Problem requirements: Pick out and copy every line below that has the word "will".

(Stored entries)
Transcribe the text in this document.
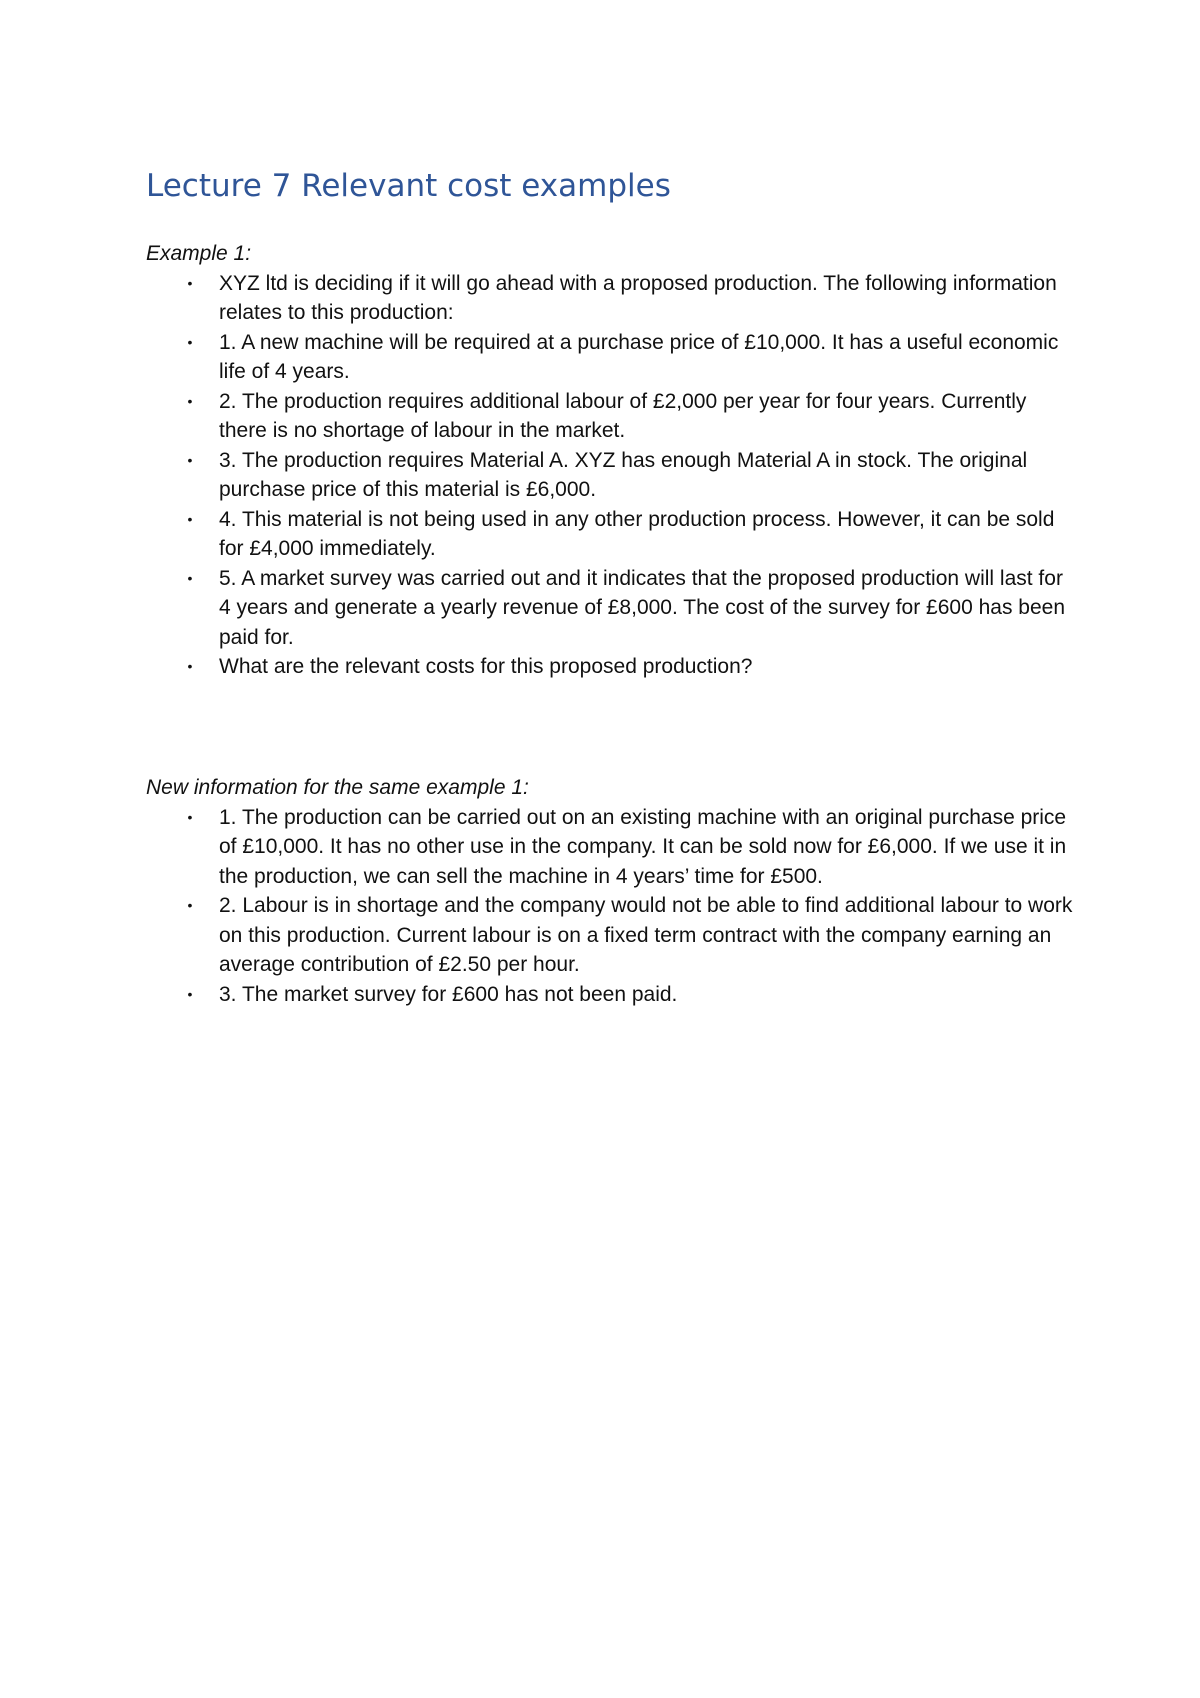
Lecture 7 Relevant cost examples

Example 1:

• XYZ ltd is deciding if it will go ahead with a proposed production. The following information relates to this production:
• 1. A new machine will be required at a purchase price of £10,000. It has a useful economic life of 4 years.
• 2. The production requires additional labour of £2,000 per year for four years. Currently there is no shortage of labour in the market.
• 3. The production requires Material A. XYZ has enough Material A in stock. The original purchase price of this material is £6,000.
• 4. This material is not being used in any other production process. However, it can be sold for £4,000 immediately.
• 5. A market survey was carried out and it indicates that the proposed production will last for 4 years and generate a yearly revenue of £8,000. The cost of the survey for £600 has been paid for.
• What are the relevant costs for this proposed production?

New information for the same example 1:

• 1. The production can be carried out on an existing machine with an original purchase price of £10,000. It has no other use in the company. It can be sold now for £6,000. If we use it in the production, we can sell the machine in 4 years’ time for £500.
• 2. Labour is in shortage and the company would not be able to find additional labour to work on this production. Current labour is on a fixed term contract with the company earning an average contribution of £2.50 per hour.
• 3. The market survey for £600 has not been paid.
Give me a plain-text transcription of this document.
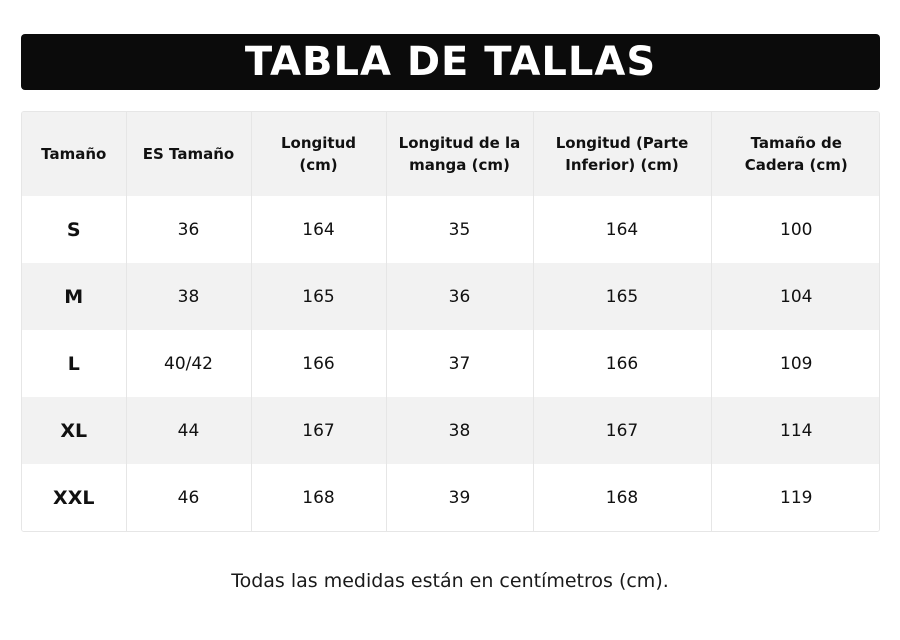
TABLA DE TALLAS
Tamaño	ES Tamaño	Longitud (cm)	Longitud de la manga (cm)	Longitud (Parte Inferior) (cm)	Tamaño de Cadera (cm)
S	36	164	35	164	100
M	38	165	36	165	104
L	40/42	166	37	166	109
XL	44	167	38	167	114
XXL	46	168	39	168	119
Todas las medidas están en centímetros (cm).
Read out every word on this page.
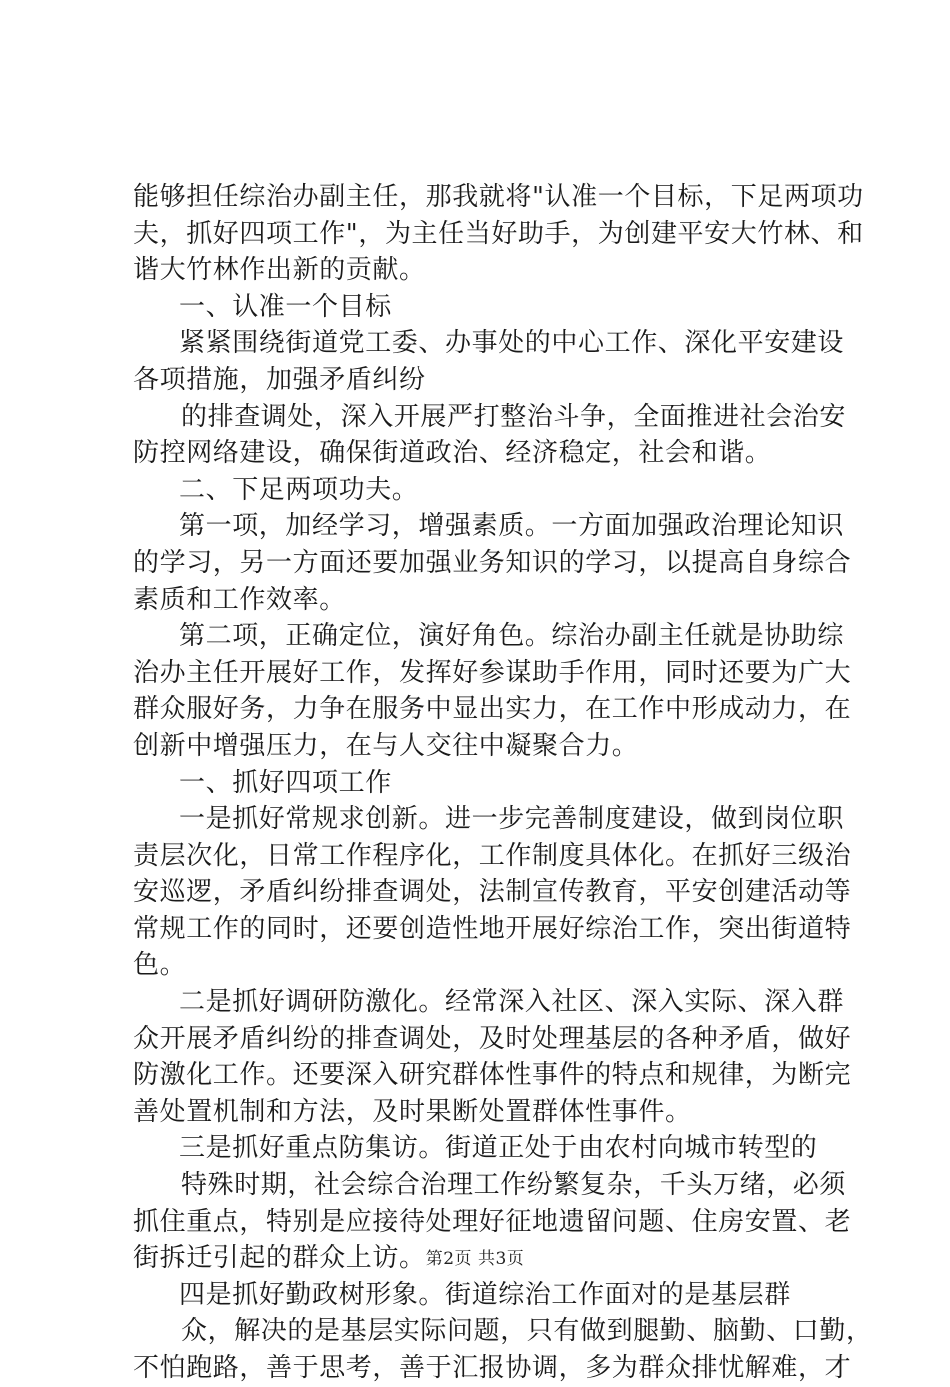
能够担任综治办副主任，那我就将"认准一个目标，下足两项功
夫，抓好四项工作"，为主任当好助手，为创建平安大竹林、和
谐大竹林作出新的贡献。
一、认准一个目标
紧紧围绕街道党工委、办事处的中心工作、深化平安建设
各项措施，加强矛盾纠纷
的排查调处，深入开展严打整治斗争，全面推进社会治安
防控网络建设，确保街道政治、经济稳定，社会和谐。
二、下足两项功夫。
第一项，加经学习，增强素质。一方面加强政治理论知识
的学习，另一方面还要加强业务知识的学习，以提高自身综合
素质和工作效率。
第二项，正确定位，演好角色。综治办副主任就是协助综
治办主任开展好工作，发挥好参谋助手作用，同时还要为广大
群众服好务，力争在服务中显出实力，在工作中形成动力，在
创新中增强压力，在与人交往中凝聚合力。
一、抓好四项工作
一是抓好常规求创新。进一步完善制度建设，做到岗位职
责层次化，日常工作程序化，工作制度具体化。在抓好三级治
安巡逻，矛盾纠纷排查调处，法制宣传教育，平安创建活动等
常规工作的同时，还要创造性地开展好综治工作，突出街道特
色。
二是抓好调研防激化。经常深入社区、深入实际、深入群
众开展矛盾纠纷的排查调处，及时处理基层的各种矛盾，做好
防激化工作。还要深入研究群体性事件的特点和规律，为断完
善处置机制和方法，及时果断处置群体性事件。
三是抓好重点防集访。街道正处于由农村向城市转型的
特殊时期，社会综合治理工作纷繁复杂，千头万绪，必须
抓住重点，特别是应接待处理好征地遗留问题、住房安置、老
街拆迁引起的群众上访。
四是抓好勤政树形象。街道综治工作面对的是基层群
众，解决的是基层实际问题，只有做到腿勤、脑勤、口勤，
不怕跑路，善于思考，善于汇报协调，多为群众排忧解难，才
第2页 共3页
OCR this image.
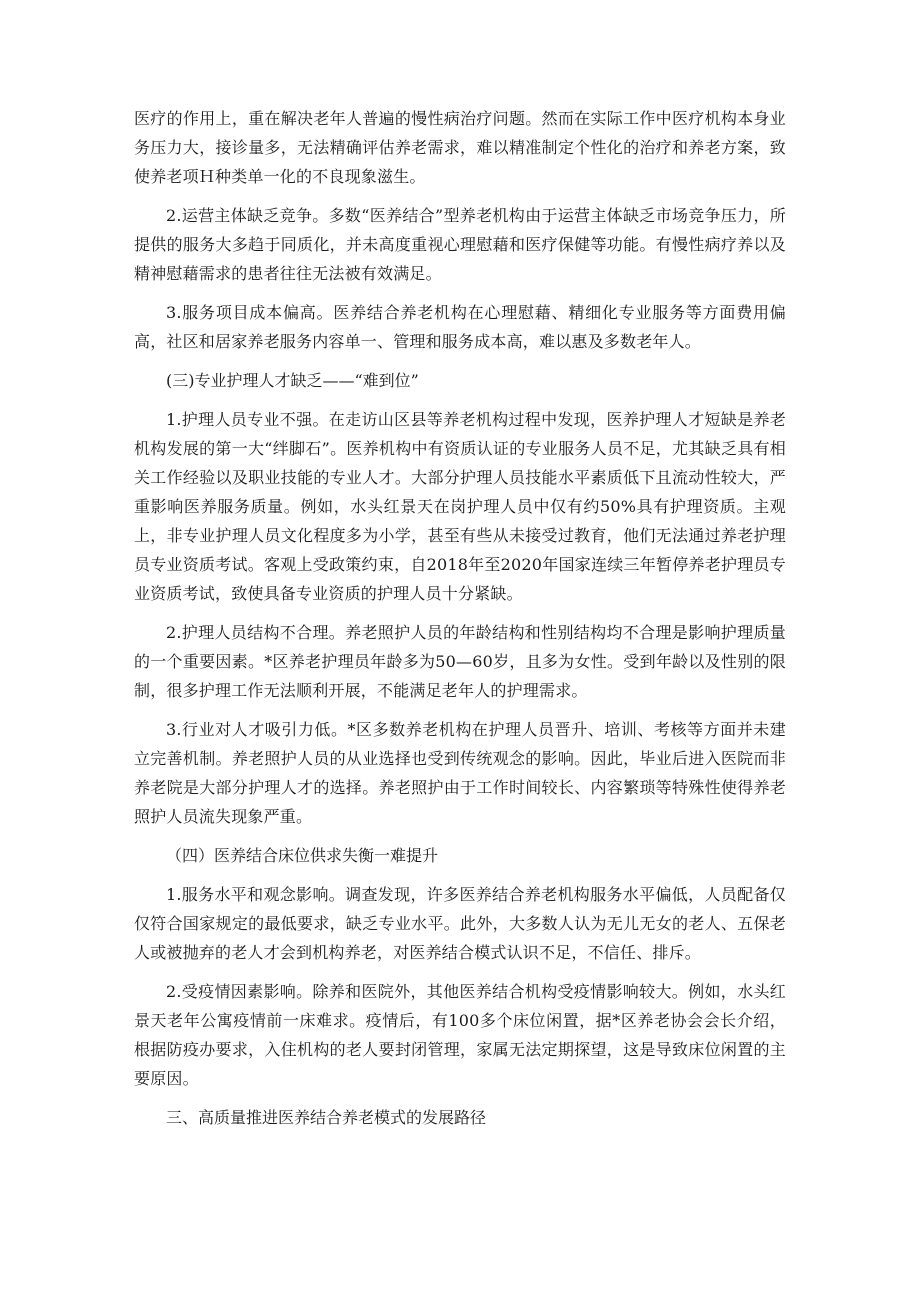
医疗的作用上，重在解决老年人普遍的慢性病治疗问题。然而在实际工作中医疗机构本身业务压力大，接诊量多，无法精确评估养老需求，难以精准制定个性化的治疗和养老方案，致使养老项Ｈ种类单一化的不良现象滋生。

2.运营主体缺乏竞争。多数“医养结合”型养老机构由于运营主体缺乏市场竞争压力，所提供的服务大多趋于同质化，并未高度重视心理慰藉和医疗保健等功能。有慢性病疗养以及精神慰藉需求的患者往往无法被有效满足。

3.服务项目成本偏高。医养结合养老机构在心理慰藉、精细化专业服务等方面费用偏高，社区和居家养老服务内容单一、管理和服务成本高，难以惠及多数老年人。

(三)专业护理人才缺乏——“难到位”

1.护理人员专业不强。在走访山区县等养老机构过程中发现，医养护理人才短缺是养老机构发展的第一大“绊脚石”。医养机构中有资质认证的专业服务人员不足，尤其缺乏具有相关工作经验以及职业技能的专业人才。大部分护理人员技能水平素质低下且流动性较大，严重影响医养服务质量。例如，水头红景天在岗护理人员中仅有约50%具有护理资质。主观上，非专业护理人员文化程度多为小学，甚至有些从未接受过教育，他们无法通过养老护理员专业资质考试。客观上受政策约束，自2018年至2020年国家连续三年暂停养老护理员专业资质考试，致使具备专业资质的护理人员十分紧缺。

2.护理人员结构不合理。养老照护人员的年龄结构和性别结构均不合理是影响护理质量的一个重要因素。*区养老护理员年龄多为50—60岁，且多为女性。受到年龄以及性别的限制，很多护理工作无法顺利开展，不能满足老年人的护理需求。

3.行业对人才吸引力低。*区多数养老机构在护理人员晋升、培训、考核等方面并未建立完善机制。养老照护人员的从业选择也受到传统观念的影响。因此，毕业后进入医院而非养老院是大部分护理人才的选择。养老照护由于工作时间较长、内容繁琐等特殊性使得养老照护人员流失现象严重。

（四）医养结合床位供求失衡一难提升

1.服务水平和观念影响。调查发现，许多医养结合养老机构服务水平偏低，人员配备仅仅符合国家规定的最低要求，缺乏专业水平。此外，大多数人认为无儿无女的老人、五保老人或被抛弃的老人才会到机构养老，对医养结合模式认识不足，不信任、排斥。

2.受疫情因素影响。除养和医院外，其他医养结合机构受疫情影响较大。例如，水头红景天老年公寓疫情前一床难求。疫情后，有100多个床位闲置，据*区养老协会会长介绍，根据防疫办要求，入住机构的老人要封闭管理，家属无法定期探望，这是导致床位闲置的主要原因。

三、高质量推进医养结合养老模式的发展路径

Exercise result:
• XYZ ltd is deciding if it will go ahead with a proposed production. The following information relates to this production:
• 1. A new machine will be required at a purchase price of £10,000. It has a useful economic life of 4 years.
• 5. A market survey was carried out and it indicates that the proposed production will last for 4 years and generate a yearly revenue of £8,000. The cost of the survey for £600 has been paid for.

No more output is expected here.